### Written exercise
Copy all lines holding the word "footer" from the entries.

### Raw data
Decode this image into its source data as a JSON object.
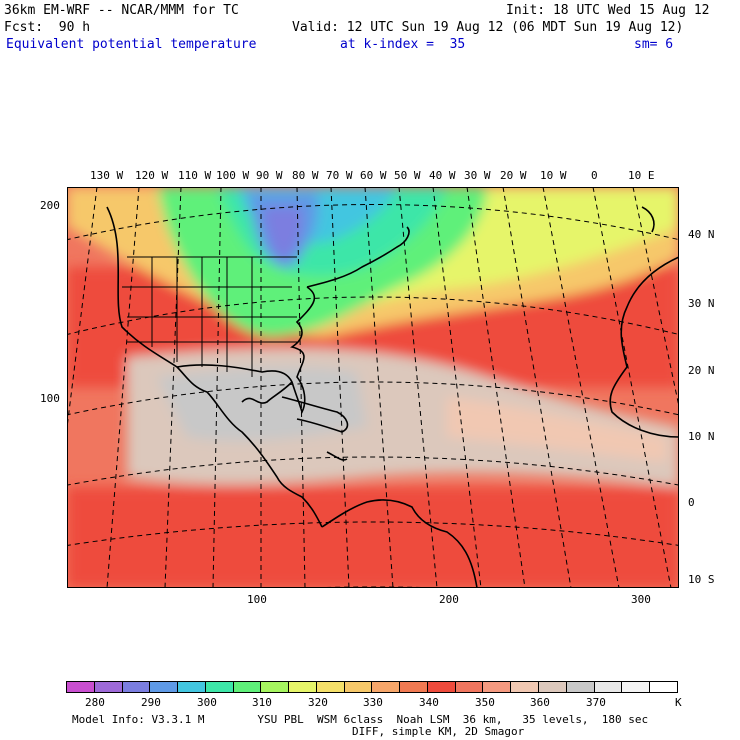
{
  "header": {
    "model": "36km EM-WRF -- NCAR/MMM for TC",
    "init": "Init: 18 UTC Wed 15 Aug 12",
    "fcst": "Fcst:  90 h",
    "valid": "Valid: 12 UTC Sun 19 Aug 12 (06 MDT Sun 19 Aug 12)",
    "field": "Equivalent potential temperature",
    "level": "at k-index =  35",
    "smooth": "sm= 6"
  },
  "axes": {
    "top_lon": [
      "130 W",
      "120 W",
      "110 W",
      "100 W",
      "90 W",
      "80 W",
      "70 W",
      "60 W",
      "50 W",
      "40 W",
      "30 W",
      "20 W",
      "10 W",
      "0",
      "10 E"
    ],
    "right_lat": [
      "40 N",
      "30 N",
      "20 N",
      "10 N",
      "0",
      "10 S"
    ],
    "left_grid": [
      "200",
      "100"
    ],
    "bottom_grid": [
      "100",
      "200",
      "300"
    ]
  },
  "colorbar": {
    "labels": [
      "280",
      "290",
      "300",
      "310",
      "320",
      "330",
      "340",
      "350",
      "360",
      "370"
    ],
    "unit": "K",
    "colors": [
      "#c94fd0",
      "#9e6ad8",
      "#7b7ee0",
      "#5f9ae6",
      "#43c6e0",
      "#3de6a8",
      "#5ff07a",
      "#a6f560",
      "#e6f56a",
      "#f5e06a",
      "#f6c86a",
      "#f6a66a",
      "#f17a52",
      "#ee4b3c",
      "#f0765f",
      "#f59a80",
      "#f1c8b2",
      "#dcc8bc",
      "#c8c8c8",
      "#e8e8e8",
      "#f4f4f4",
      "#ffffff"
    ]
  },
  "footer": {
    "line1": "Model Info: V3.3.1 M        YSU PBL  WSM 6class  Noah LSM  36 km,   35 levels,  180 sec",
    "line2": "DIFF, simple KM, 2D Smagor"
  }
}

---

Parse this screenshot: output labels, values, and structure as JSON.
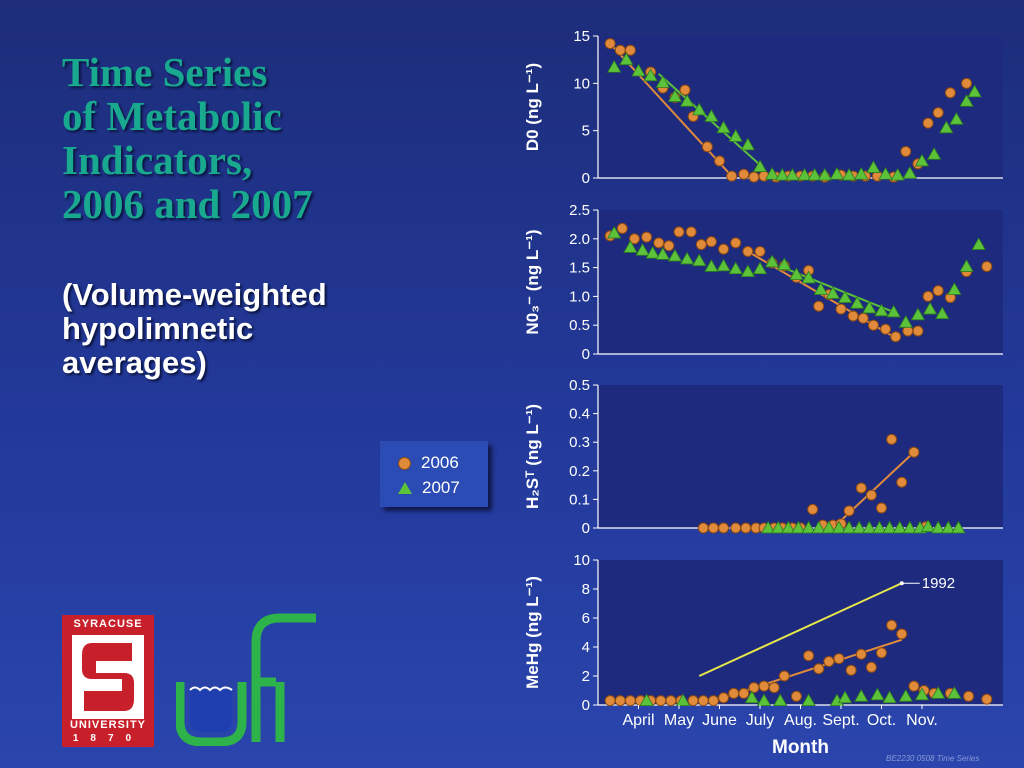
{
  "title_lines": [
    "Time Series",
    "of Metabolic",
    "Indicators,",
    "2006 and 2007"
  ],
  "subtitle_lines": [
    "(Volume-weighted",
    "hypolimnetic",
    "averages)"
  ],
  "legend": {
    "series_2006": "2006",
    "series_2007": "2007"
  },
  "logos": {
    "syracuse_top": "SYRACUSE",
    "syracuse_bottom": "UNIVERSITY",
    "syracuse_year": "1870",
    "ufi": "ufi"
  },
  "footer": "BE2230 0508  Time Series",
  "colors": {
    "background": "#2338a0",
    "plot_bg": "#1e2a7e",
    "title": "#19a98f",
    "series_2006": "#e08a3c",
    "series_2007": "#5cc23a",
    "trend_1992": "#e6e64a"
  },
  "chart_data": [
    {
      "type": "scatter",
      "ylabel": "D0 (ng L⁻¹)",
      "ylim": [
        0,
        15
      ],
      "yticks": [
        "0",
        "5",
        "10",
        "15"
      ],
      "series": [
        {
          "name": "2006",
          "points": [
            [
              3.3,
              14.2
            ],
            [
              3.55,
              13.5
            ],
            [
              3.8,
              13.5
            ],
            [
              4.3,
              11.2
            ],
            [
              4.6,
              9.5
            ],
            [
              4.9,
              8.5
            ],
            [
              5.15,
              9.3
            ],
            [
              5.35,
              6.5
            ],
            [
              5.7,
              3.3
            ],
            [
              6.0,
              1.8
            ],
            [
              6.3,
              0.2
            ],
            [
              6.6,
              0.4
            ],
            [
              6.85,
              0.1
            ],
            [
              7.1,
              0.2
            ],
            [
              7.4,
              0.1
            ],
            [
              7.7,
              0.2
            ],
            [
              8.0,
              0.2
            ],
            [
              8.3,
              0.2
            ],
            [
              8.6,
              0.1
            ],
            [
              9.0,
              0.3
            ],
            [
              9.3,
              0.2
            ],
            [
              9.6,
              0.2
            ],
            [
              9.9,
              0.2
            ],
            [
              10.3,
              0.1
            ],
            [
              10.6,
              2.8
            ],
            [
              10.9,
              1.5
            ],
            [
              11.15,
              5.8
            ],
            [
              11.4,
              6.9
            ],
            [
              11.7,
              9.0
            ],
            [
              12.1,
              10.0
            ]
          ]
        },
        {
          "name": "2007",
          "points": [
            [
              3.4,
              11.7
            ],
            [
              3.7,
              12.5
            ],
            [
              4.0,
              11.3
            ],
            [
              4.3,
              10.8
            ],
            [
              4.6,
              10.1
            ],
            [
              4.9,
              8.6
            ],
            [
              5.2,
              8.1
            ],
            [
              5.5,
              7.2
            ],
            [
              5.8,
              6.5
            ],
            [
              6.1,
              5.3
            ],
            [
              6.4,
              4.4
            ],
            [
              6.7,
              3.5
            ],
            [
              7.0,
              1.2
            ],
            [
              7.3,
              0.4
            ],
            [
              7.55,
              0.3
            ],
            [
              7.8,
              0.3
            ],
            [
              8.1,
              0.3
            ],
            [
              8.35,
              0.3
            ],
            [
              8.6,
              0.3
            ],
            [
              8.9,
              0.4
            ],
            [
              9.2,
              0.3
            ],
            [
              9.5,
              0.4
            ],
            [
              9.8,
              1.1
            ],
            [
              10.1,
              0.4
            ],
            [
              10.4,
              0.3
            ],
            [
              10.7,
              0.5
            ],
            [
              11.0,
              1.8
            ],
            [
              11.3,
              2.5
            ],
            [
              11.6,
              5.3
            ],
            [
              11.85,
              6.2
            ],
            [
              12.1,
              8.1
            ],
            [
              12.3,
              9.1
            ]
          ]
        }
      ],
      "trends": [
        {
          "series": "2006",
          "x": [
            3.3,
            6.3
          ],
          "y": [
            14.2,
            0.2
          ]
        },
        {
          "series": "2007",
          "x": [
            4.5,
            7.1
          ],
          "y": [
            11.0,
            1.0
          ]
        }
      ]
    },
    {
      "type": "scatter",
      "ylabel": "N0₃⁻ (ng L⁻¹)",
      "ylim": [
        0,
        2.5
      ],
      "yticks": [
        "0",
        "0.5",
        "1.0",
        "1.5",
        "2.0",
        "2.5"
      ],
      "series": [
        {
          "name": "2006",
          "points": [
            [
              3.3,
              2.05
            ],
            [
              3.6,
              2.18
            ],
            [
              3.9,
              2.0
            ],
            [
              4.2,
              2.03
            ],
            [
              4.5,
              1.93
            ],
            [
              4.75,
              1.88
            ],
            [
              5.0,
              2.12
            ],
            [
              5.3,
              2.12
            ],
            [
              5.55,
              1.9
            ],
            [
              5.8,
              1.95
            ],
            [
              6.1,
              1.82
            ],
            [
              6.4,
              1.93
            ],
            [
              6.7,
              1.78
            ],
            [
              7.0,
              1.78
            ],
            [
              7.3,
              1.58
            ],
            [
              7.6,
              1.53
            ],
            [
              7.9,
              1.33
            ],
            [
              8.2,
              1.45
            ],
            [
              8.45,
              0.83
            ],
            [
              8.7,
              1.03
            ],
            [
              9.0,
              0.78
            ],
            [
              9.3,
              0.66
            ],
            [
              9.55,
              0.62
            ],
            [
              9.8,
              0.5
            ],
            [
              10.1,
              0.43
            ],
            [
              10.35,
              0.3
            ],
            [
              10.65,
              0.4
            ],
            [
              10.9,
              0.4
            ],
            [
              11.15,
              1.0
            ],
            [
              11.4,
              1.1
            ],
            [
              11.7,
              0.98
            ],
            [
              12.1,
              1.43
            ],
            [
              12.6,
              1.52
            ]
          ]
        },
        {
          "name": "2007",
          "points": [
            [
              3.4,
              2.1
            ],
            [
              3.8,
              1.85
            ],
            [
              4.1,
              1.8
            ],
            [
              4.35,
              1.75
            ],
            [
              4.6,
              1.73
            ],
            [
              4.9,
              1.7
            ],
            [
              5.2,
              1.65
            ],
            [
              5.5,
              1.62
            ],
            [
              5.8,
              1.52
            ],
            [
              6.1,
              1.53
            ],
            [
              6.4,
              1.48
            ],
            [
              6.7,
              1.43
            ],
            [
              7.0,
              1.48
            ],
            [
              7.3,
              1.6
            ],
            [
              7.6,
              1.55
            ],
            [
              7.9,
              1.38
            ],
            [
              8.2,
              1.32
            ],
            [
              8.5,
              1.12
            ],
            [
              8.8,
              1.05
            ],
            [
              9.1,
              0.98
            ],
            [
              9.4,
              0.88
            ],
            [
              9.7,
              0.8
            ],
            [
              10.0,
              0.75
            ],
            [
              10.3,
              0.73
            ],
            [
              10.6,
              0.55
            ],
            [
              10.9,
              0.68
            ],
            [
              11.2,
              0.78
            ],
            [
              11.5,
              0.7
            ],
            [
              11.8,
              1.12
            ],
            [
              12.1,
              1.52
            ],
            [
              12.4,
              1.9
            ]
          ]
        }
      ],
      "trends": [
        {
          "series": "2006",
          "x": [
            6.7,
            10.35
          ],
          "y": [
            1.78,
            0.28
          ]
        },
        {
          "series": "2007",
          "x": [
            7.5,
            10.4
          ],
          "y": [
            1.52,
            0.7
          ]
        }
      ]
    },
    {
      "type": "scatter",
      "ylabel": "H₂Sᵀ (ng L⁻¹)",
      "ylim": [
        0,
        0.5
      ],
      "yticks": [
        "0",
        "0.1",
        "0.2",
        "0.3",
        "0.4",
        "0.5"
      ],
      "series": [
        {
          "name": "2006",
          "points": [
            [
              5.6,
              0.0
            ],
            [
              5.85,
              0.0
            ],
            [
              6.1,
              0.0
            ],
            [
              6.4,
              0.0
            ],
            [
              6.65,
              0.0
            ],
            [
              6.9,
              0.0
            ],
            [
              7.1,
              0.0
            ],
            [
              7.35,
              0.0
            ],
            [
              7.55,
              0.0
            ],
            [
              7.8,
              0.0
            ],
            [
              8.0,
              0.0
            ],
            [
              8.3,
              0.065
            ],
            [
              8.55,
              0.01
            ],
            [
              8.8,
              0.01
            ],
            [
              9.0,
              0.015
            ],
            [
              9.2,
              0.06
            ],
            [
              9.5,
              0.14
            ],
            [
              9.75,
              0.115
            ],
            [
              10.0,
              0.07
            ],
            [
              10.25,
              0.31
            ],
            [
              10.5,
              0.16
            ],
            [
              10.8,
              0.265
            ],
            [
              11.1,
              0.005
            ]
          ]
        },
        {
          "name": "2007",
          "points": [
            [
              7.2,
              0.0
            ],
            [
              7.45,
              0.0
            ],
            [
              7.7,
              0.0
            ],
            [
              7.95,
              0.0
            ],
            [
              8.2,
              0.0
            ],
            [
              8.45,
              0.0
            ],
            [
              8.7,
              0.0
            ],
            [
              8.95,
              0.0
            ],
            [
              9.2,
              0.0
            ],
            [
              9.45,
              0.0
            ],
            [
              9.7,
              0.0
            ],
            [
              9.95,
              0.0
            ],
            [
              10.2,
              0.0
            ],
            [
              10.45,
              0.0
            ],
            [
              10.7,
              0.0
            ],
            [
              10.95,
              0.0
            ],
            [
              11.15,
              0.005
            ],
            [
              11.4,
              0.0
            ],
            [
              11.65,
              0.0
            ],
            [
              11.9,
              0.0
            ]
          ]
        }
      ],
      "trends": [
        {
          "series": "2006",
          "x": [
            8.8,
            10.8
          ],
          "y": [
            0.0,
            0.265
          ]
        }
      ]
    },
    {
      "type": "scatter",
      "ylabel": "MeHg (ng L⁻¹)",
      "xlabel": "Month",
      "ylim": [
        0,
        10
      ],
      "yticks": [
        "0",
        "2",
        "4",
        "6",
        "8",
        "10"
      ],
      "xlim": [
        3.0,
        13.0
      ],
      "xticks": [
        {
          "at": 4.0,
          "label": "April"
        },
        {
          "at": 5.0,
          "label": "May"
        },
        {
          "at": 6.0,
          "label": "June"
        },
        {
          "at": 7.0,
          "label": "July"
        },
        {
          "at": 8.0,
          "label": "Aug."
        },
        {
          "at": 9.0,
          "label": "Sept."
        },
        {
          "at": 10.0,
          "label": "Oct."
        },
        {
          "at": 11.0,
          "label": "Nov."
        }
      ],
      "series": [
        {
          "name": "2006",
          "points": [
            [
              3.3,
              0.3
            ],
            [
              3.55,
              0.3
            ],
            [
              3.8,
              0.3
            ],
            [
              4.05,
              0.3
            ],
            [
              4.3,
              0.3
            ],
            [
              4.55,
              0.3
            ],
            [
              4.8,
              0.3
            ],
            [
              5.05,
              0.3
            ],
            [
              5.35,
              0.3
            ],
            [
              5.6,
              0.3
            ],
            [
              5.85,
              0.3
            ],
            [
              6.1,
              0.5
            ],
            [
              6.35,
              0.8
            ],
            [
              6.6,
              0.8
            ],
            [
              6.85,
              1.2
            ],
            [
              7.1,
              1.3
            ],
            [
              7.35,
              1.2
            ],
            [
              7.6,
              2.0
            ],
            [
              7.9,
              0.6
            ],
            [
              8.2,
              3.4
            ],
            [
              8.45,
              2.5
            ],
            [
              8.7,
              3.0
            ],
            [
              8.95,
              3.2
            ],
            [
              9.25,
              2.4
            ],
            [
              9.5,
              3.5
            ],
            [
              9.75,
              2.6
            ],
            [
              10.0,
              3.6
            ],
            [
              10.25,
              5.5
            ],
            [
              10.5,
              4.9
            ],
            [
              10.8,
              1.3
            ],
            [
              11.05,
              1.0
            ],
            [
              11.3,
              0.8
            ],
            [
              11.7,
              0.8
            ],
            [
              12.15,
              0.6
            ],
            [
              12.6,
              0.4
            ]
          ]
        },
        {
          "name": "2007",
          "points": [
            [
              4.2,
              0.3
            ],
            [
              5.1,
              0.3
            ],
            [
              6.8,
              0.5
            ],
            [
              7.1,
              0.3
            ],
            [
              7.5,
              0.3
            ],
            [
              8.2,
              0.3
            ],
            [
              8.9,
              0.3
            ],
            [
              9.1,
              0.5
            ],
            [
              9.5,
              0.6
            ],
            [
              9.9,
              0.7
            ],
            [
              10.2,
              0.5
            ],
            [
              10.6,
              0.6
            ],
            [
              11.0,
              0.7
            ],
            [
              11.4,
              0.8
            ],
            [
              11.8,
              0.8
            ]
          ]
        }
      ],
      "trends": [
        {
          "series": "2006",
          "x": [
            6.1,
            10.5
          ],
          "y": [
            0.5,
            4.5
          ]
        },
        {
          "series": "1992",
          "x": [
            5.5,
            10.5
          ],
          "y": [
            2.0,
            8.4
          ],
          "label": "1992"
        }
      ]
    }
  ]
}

### Output for this task
  "footer": {
  "footer": "BE2230 0508  Time Series",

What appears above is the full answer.